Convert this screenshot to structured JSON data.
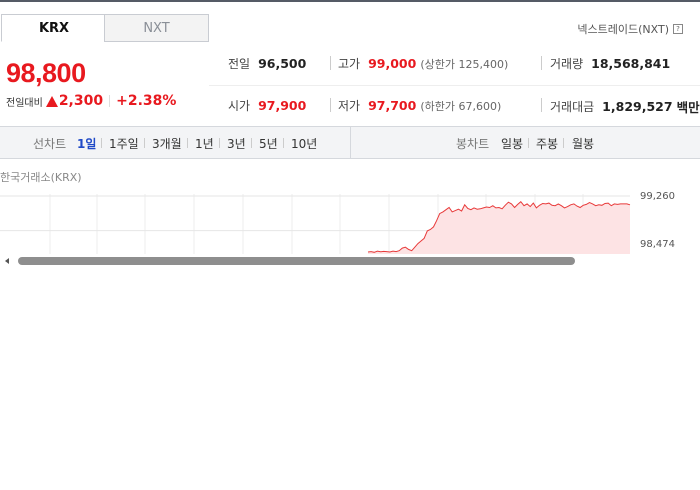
{
  "tabs": [
    {
      "label": "KRX",
      "active": true
    },
    {
      "label": "NXT",
      "active": false
    }
  ],
  "nxt_link": "넥스트레이드(NXT)",
  "price": {
    "current": "98,800",
    "change_label": "전일대비",
    "change_amount": "2,300",
    "change_rate": "+2.38%",
    "direction": "up"
  },
  "stats": {
    "prev_close": {
      "label": "전일",
      "value": "96,500"
    },
    "high": {
      "label": "고가",
      "value": "99,000",
      "limit_text": "(상한가 125,400)"
    },
    "volume": {
      "label": "거래량",
      "value": "18,568,841"
    },
    "open": {
      "label": "시가",
      "value": "97,900"
    },
    "low": {
      "label": "저가",
      "value": "97,700",
      "limit_text": "(하한가 67,600)"
    },
    "amount": {
      "label": "거래대금",
      "value": "1,829,527",
      "unit": "백만"
    }
  },
  "line_chart_periods": {
    "label": "선차트",
    "items": [
      "1일",
      "1주일",
      "3개월",
      "1년",
      "3년",
      "5년",
      "10년"
    ],
    "active": "1일"
  },
  "candle_chart_periods": {
    "label": "봉차트",
    "items": [
      "일봉",
      "주봉",
      "월봉"
    ]
  },
  "chart": {
    "title": "한국거래소(KRX)",
    "y_ticks": [
      "99,260",
      "98,474"
    ]
  },
  "colors": {
    "up": "#e8191f",
    "accent_blue": "#1f49c7",
    "chart_line": "#e83a3a",
    "chart_fill": "#fde3e4"
  },
  "chart_data": {
    "type": "area",
    "title": "",
    "ylim": [
      97900,
      99260
    ],
    "y_ticks": [
      99260,
      98474
    ],
    "y_values": [
      97990,
      98000,
      97985,
      98010,
      97995,
      98005,
      98000,
      97990,
      98010,
      98000,
      98020,
      98080,
      98100,
      98050,
      98020,
      98100,
      98180,
      98240,
      98300,
      98470,
      98500,
      98560,
      98700,
      98860,
      98900,
      98950,
      99000,
      98900,
      98930,
      98960,
      98920,
      99060,
      98980,
      98950,
      98990,
      98960,
      98970,
      98990,
      99010,
      99000,
      99040,
      98990,
      99000,
      98970,
      99050,
      99120,
      99080,
      99000,
      99070,
      99130,
      99040,
      99080,
      99020,
      99100,
      98990,
      99050,
      99090,
      99080,
      99100,
      99050,
      99040,
      99080,
      99040,
      98990,
      99020,
      99060,
      99080,
      99030,
      99000,
      99050,
      99070,
      99110,
      99080,
      99040,
      99060,
      99050,
      99090,
      99100,
      99040,
      99080,
      99070,
      99080,
      99080,
      99080,
      99060
    ]
  },
  "scrollbar": {
    "position": 0.8
  }
}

Given instruction »
Reproduce every record word for word. The copy must contain no pictures.

Solution »
Convert this screenshot to structured JSON data.
{
  "tabs": [
    {
      "label": "KRX",
      "active": true
    },
    {
      "label": "NXT",
      "active": false
    }
  ],
  "nxt_link": "넥스트레이드(NXT)",
  "price": {
    "current": "98,800",
    "change_label": "전일대비",
    "change_amount": "2,300",
    "change_rate": "+2.38%",
    "direction": "up"
  },
  "stats": {
    "prev_close": {
      "label": "전일",
      "value": "96,500"
    },
    "high": {
      "label": "고가",
      "value": "99,000",
      "limit_text": "(상한가 125,400)"
    },
    "volume": {
      "label": "거래량",
      "value": "18,568,841"
    },
    "open": {
      "label": "시가",
      "value": "97,900"
    },
    "low": {
      "label": "저가",
      "value": "97,700",
      "limit_text": "(하한가 67,600)"
    },
    "amount": {
      "label": "거래대금",
      "value": "1,829,527",
      "unit": "백만"
    }
  },
  "line_chart_periods": {
    "label": "선차트",
    "items": [
      "1일",
      "1주일",
      "3개월",
      "1년",
      "3년",
      "5년",
      "10년"
    ],
    "active": "1일"
  },
  "candle_chart_periods": {
    "label": "봉차트",
    "items": [
      "일봉",
      "주봉",
      "월봉"
    ]
  },
  "chart": {
    "title": "한국거래소(KRX)",
    "y_ticks": [
      "99,260",
      "98,474"
    ]
  },
  "colors": {
    "up": "#e8191f",
    "accent_blue": "#1f49c7",
    "chart_line": "#e83a3a",
    "chart_fill": "#fde3e4"
  },
  "chart_data": {
    "type": "area",
    "title": "",
    "ylim": [
      97900,
      99260
    ],
    "y_ticks": [
      99260,
      98474
    ],
    "y_values": [
      97990,
      98000,
      97985,
      98010,
      97995,
      98005,
      98000,
      97990,
      98010,
      98000,
      98020,
      98080,
      98100,
      98050,
      98020,
      98100,
      98180,
      98240,
      98300,
      98470,
      98500,
      98560,
      98700,
      98860,
      98900,
      98950,
      99000,
      98900,
      98930,
      98960,
      98920,
      99060,
      98980,
      98950,
      98990,
      98960,
      98970,
      98990,
      99010,
      99000,
      99040,
      98990,
      99000,
      98970,
      99050,
      99120,
      99080,
      99000,
      99070,
      99130,
      99040,
      99080,
      99020,
      99100,
      98990,
      99050,
      99090,
      99080,
      99100,
      99050,
      99040,
      99080,
      99040,
      98990,
      99020,
      99060,
      99080,
      99030,
      99000,
      99050,
      99070,
      99110,
      99080,
      99040,
      99060,
      99050,
      99090,
      99100,
      99040,
      99080,
      99070,
      99080,
      99080,
      99080,
      99060
    ]
  },
  "scrollbar": {
    "position": 0.8
  }
}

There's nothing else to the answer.